• Short exercise:
Every record that follows must be duplicated exactly, with images left out.

(Some records)

***

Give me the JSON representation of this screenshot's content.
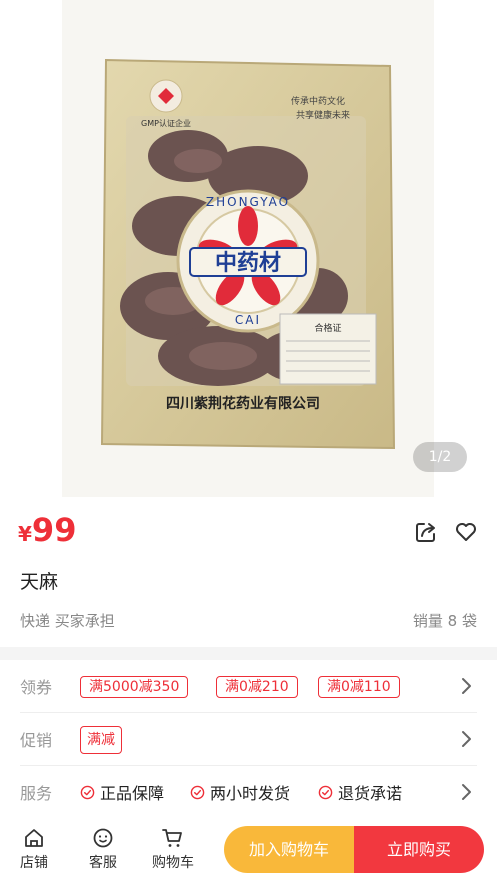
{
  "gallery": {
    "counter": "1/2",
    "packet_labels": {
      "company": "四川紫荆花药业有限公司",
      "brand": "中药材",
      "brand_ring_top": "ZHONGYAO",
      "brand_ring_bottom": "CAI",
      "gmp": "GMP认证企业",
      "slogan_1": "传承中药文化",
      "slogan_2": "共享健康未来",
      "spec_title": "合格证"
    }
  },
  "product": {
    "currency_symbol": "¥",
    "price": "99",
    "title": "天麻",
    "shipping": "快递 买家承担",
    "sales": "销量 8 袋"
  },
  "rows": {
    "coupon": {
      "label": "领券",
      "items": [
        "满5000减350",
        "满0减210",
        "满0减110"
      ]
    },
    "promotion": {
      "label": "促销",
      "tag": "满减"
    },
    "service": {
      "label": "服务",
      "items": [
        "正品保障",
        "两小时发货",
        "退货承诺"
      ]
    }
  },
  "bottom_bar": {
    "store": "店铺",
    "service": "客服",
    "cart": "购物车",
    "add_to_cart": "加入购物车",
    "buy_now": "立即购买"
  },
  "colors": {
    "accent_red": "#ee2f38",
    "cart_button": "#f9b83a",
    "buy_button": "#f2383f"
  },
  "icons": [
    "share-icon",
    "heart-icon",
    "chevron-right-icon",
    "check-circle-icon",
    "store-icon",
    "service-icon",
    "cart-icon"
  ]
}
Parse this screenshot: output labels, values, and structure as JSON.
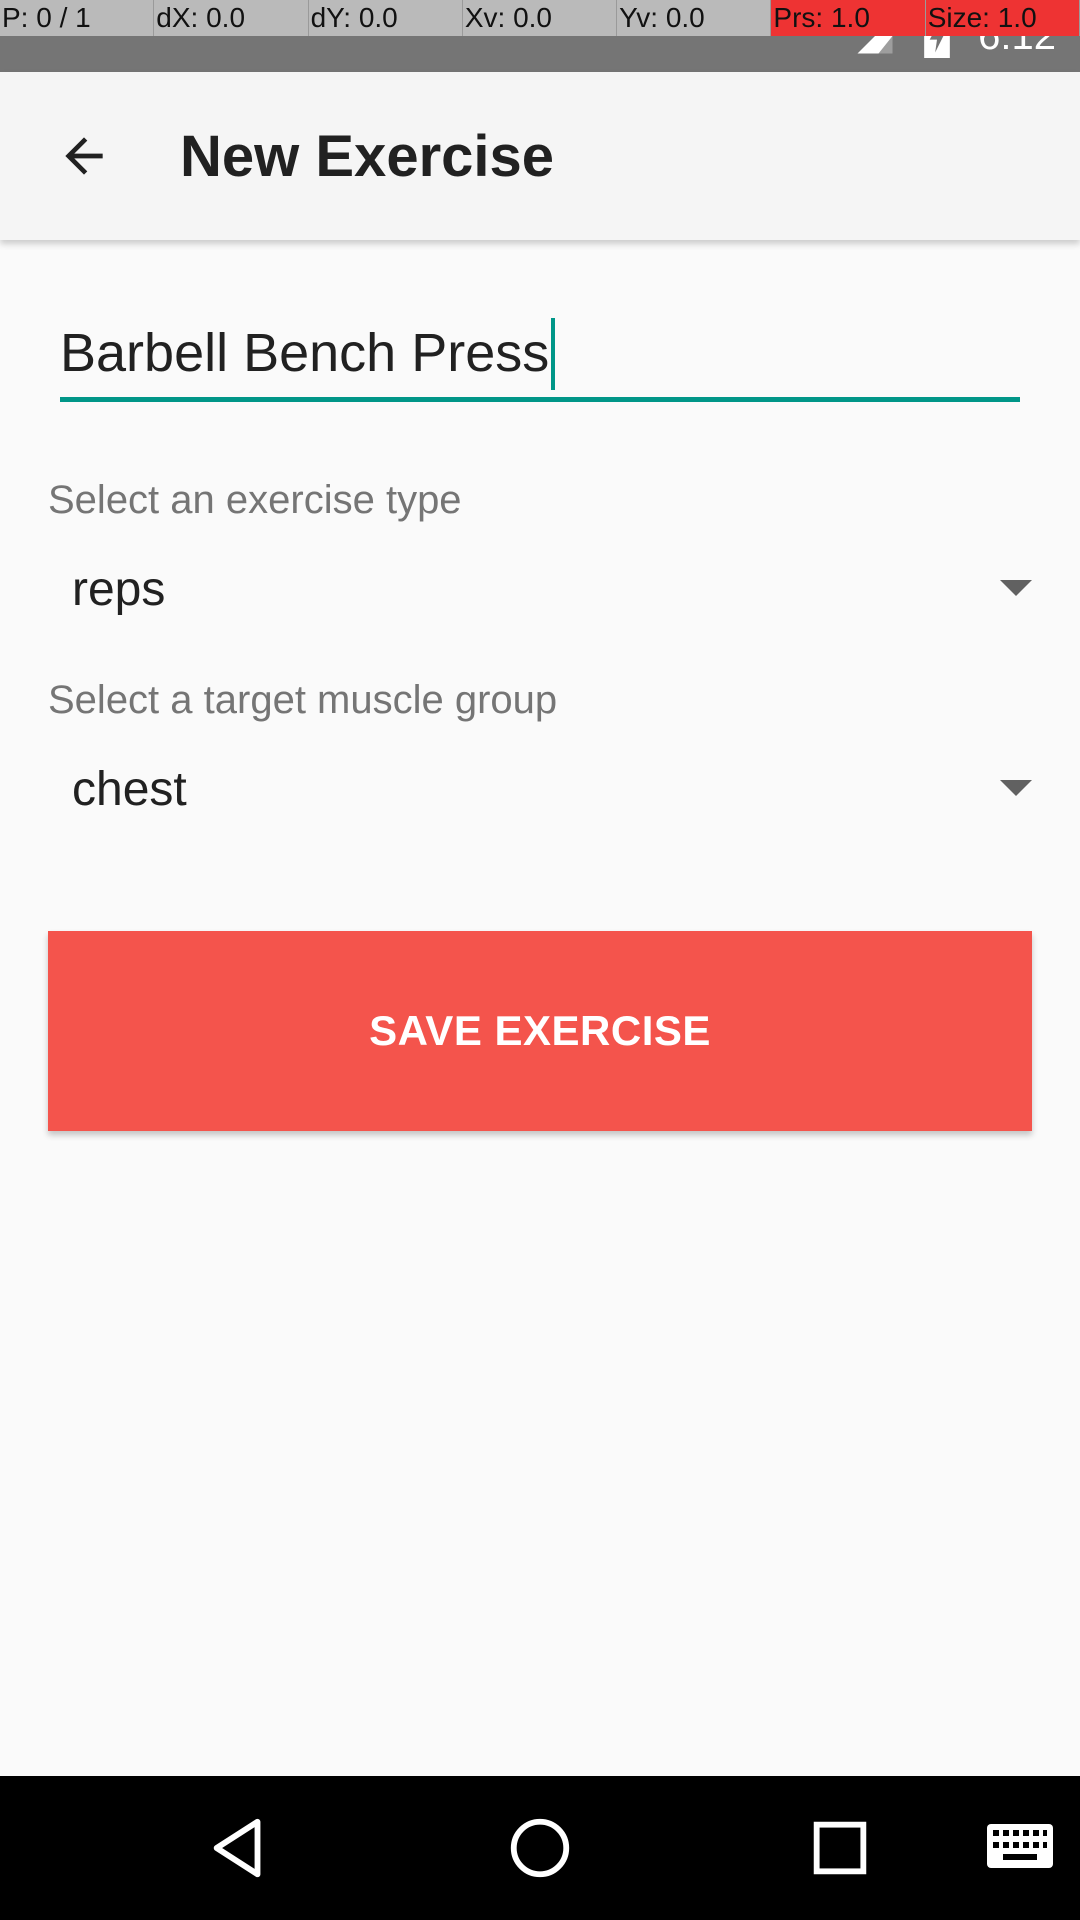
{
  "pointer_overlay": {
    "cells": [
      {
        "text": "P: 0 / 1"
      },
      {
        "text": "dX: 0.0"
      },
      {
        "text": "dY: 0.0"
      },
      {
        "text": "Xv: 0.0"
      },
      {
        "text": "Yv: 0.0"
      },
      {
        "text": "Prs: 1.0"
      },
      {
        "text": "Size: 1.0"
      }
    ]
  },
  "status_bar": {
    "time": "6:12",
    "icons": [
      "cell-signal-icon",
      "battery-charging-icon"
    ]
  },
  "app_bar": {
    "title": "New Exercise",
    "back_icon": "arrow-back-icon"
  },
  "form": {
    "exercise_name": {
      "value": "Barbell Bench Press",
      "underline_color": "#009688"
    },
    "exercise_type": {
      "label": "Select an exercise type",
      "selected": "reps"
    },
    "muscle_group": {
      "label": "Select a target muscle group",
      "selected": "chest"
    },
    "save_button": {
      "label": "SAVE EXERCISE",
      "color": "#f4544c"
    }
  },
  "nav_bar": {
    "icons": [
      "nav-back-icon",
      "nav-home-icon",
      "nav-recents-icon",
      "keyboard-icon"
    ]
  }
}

***

• Problem solution:
Give me the JSON representation of this screenshot's content.
{
  "gallery": {
    "counter": "1/2",
    "packet_labels": {
      "company": "四川紫荆花药业有限公司",
      "brand": "中药材",
      "brand_ring_top": "ZHONGYAO",
      "brand_ring_bottom": "CAI",
      "gmp": "GMP认证企业",
      "slogan_1": "传承中药文化",
      "slogan_2": "共享健康未来",
      "spec_title": "合格证"
    }
  },
  "product": {
    "currency_symbol": "¥",
    "price": "99",
    "title": "天麻",
    "shipping": "快递 买家承担",
    "sales": "销量 8 袋"
  },
  "rows": {
    "coupon": {
      "label": "领券",
      "items": [
        "满5000减350",
        "满0减210",
        "满0减110"
      ]
    },
    "promotion": {
      "label": "促销",
      "tag": "满减"
    },
    "service": {
      "label": "服务",
      "items": [
        "正品保障",
        "两小时发货",
        "退货承诺"
      ]
    }
  },
  "bottom_bar": {
    "store": "店铺",
    "service": "客服",
    "cart": "购物车",
    "add_to_cart": "加入购物车",
    "buy_now": "立即购买"
  },
  "colors": {
    "accent_red": "#ee2f38",
    "cart_button": "#f9b83a",
    "buy_button": "#f2383f"
  },
  "icons": [
    "share-icon",
    "heart-icon",
    "chevron-right-icon",
    "check-circle-icon",
    "store-icon",
    "service-icon",
    "cart-icon"
  ]
}
Parse this screenshot: output labels, values, and structure as JSON.
{
  "pointer_overlay": {
    "cells": [
      {
        "text": "P: 0 / 1"
      },
      {
        "text": "dX: 0.0"
      },
      {
        "text": "dY: 0.0"
      },
      {
        "text": "Xv: 0.0"
      },
      {
        "text": "Yv: 0.0"
      },
      {
        "text": "Prs: 1.0"
      },
      {
        "text": "Size: 1.0"
      }
    ]
  },
  "status_bar": {
    "time": "6:12",
    "icons": [
      "cell-signal-icon",
      "battery-charging-icon"
    ]
  },
  "app_bar": {
    "title": "New Exercise",
    "back_icon": "arrow-back-icon"
  },
  "form": {
    "exercise_name": {
      "value": "Barbell Bench Press",
      "underline_color": "#009688"
    },
    "exercise_type": {
      "label": "Select an exercise type",
      "selected": "reps"
    },
    "muscle_group": {
      "label": "Select a target muscle group",
      "selected": "chest"
    },
    "save_button": {
      "label": "SAVE EXERCISE",
      "color": "#f4544c"
    }
  },
  "nav_bar": {
    "icons": [
      "nav-back-icon",
      "nav-home-icon",
      "nav-recents-icon",
      "keyboard-icon"
    ]
  }
}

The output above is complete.